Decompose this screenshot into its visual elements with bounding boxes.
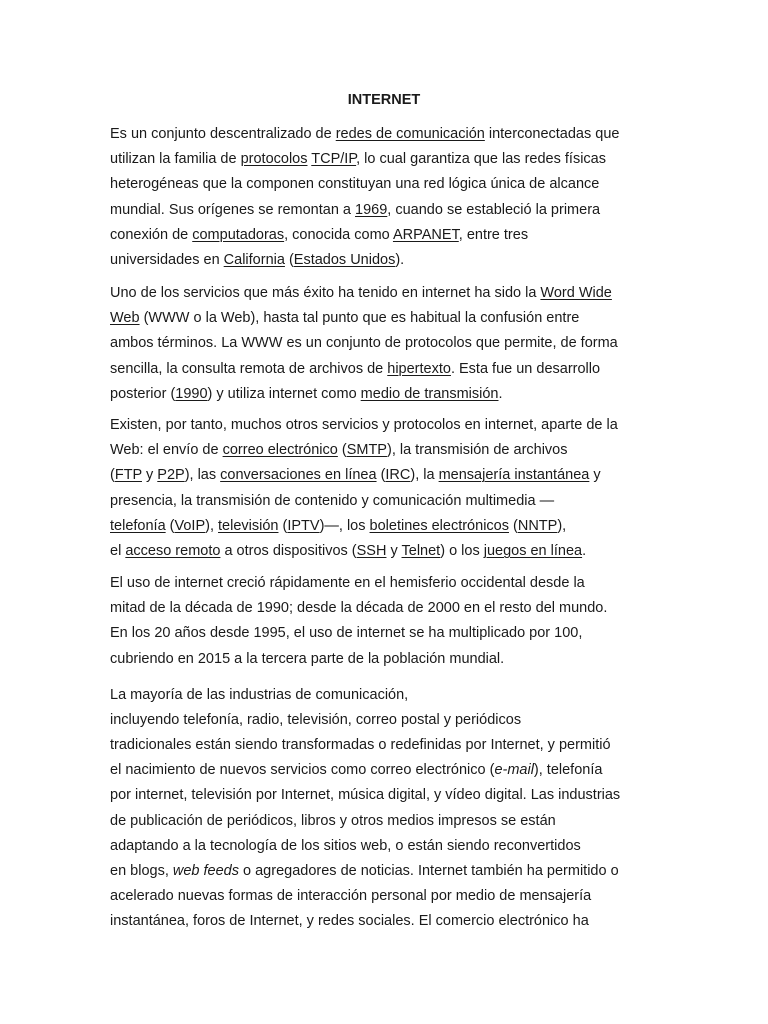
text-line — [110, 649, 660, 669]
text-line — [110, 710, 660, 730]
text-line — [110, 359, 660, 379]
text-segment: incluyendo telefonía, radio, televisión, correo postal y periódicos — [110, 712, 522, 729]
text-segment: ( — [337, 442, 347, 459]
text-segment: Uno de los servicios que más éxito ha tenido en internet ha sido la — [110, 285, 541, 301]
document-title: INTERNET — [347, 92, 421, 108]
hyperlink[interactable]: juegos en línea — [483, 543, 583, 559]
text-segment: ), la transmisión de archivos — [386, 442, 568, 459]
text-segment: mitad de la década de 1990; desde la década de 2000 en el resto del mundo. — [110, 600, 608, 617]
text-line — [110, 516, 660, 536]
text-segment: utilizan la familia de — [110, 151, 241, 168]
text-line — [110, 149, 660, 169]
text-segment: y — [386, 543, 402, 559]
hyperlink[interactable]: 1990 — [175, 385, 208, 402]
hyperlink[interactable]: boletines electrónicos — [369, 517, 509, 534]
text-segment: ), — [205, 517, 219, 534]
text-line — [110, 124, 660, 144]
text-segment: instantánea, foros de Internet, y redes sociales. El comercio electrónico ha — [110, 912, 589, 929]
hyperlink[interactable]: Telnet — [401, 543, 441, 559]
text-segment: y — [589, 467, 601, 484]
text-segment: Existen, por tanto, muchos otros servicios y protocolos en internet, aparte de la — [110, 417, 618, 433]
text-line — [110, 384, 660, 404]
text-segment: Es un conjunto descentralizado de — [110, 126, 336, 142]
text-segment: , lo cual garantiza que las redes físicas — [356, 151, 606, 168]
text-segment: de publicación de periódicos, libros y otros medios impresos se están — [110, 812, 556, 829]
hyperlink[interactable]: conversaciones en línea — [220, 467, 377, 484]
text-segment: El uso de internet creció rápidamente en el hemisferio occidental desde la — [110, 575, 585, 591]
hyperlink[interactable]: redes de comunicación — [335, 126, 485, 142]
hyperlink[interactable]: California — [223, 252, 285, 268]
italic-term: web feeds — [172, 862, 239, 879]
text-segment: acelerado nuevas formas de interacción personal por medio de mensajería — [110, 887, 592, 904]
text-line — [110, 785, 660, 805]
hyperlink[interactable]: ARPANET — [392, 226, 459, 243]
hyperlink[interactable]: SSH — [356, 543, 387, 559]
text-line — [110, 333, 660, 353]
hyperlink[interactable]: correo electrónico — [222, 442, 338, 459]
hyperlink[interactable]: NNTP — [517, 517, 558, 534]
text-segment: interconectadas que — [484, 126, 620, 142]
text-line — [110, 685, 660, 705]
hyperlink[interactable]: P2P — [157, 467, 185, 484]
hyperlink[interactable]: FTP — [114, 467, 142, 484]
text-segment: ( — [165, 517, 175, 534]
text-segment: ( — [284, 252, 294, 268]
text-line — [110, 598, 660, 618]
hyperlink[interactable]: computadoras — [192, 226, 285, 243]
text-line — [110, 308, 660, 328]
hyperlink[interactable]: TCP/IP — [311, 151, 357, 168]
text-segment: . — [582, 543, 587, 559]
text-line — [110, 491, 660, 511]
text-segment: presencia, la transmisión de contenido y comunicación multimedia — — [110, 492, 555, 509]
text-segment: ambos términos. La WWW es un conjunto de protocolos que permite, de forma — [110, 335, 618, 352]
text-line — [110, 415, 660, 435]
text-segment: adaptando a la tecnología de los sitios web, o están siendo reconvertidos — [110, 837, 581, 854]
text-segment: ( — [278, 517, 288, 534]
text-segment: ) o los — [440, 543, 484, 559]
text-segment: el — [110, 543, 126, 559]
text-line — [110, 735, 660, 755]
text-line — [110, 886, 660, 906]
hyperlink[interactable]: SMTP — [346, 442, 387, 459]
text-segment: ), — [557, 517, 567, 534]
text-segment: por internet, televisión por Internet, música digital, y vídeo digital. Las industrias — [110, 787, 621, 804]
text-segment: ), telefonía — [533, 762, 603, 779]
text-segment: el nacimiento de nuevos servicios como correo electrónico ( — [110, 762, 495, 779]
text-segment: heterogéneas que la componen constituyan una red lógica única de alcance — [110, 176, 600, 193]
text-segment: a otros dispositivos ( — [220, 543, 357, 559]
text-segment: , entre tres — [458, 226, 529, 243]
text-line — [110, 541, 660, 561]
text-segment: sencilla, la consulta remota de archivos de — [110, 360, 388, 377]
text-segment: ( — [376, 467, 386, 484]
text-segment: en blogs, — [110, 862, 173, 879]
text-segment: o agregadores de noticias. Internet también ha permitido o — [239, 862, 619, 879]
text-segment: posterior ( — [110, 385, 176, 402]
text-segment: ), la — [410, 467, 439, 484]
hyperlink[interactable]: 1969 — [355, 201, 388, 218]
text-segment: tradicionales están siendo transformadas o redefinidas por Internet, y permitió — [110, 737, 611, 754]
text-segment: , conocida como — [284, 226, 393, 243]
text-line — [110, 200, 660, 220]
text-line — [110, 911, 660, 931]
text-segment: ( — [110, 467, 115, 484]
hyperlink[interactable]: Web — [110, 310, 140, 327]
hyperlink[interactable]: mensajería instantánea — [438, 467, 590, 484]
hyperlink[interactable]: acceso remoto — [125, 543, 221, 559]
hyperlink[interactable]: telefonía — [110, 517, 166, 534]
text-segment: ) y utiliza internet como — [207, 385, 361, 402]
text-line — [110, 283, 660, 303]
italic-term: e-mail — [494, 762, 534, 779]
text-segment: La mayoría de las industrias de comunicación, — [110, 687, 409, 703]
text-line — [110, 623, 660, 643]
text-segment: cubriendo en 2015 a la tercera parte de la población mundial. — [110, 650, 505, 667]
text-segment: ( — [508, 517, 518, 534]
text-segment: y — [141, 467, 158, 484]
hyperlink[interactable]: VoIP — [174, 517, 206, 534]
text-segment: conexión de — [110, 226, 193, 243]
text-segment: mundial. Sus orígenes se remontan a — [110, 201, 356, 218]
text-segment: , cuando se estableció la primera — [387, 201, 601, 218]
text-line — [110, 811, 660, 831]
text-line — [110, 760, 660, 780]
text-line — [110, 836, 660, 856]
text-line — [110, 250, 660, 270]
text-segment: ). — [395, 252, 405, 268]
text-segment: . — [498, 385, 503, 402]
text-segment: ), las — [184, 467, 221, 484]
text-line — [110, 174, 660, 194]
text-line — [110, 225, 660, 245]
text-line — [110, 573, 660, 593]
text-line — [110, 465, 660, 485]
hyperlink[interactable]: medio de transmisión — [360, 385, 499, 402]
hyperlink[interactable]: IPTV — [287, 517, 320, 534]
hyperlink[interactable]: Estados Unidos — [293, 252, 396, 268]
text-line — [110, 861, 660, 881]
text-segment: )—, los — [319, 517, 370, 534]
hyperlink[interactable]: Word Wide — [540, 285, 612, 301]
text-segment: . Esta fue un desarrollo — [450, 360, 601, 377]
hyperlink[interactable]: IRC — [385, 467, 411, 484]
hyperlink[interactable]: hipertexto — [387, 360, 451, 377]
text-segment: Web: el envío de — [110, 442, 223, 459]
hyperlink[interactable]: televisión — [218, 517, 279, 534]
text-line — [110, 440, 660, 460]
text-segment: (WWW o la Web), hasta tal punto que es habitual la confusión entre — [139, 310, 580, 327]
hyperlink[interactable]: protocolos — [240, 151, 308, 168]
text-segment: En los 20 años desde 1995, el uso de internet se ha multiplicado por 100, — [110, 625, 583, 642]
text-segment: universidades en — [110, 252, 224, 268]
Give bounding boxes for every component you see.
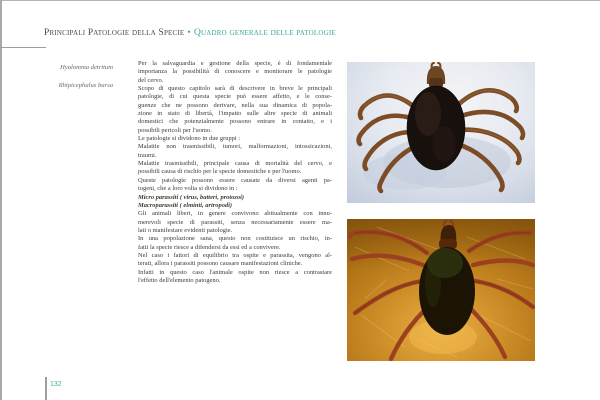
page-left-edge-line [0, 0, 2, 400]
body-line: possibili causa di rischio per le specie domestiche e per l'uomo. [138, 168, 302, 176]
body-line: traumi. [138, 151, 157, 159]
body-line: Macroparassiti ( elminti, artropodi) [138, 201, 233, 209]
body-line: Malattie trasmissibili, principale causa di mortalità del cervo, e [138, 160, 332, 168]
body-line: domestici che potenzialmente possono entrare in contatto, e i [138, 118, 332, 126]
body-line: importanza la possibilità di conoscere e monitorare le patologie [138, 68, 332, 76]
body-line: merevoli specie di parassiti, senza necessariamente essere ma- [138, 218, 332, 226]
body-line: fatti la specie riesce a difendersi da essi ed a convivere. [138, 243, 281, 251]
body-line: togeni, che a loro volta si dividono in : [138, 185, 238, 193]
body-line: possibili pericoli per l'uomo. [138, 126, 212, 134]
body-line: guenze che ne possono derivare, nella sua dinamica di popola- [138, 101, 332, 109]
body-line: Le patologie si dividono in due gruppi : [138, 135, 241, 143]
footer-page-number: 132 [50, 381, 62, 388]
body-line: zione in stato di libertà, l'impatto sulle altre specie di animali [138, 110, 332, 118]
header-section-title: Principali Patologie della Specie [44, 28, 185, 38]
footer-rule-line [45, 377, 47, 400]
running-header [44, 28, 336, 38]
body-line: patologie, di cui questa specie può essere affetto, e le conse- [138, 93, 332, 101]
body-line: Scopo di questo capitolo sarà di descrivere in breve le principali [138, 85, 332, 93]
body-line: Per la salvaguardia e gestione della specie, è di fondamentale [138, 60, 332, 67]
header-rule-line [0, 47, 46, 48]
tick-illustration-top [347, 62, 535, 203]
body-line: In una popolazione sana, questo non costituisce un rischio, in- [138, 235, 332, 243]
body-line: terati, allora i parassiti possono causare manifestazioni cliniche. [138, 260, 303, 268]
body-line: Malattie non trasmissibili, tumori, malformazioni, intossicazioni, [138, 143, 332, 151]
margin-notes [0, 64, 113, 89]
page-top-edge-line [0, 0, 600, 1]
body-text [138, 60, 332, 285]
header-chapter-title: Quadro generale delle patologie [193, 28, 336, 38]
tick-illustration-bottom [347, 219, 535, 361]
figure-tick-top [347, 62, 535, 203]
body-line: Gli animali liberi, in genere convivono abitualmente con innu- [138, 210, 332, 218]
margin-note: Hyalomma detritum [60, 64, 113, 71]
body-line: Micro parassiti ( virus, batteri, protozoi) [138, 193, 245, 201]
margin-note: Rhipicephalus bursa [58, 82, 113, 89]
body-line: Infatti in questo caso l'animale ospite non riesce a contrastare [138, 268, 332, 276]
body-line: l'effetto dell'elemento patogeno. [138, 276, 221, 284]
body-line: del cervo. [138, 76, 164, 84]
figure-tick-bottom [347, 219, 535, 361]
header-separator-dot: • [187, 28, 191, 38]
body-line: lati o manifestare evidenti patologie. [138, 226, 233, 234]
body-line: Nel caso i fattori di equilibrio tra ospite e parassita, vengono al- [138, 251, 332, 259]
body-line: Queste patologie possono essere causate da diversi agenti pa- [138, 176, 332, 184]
══════
Work order = Reproduce every line above that contains the string "questo".

Exercise output =
body-line: Scopo di questo capitolo sarà di descrivere in breve le principali [138, 85, 332, 93]
body-line: In una popolazione sana, questo non costituisce un rischio, in- [138, 235, 332, 243]
body-line: Infatti in questo caso l'animale ospite non riesce a contrastare [138, 268, 332, 276]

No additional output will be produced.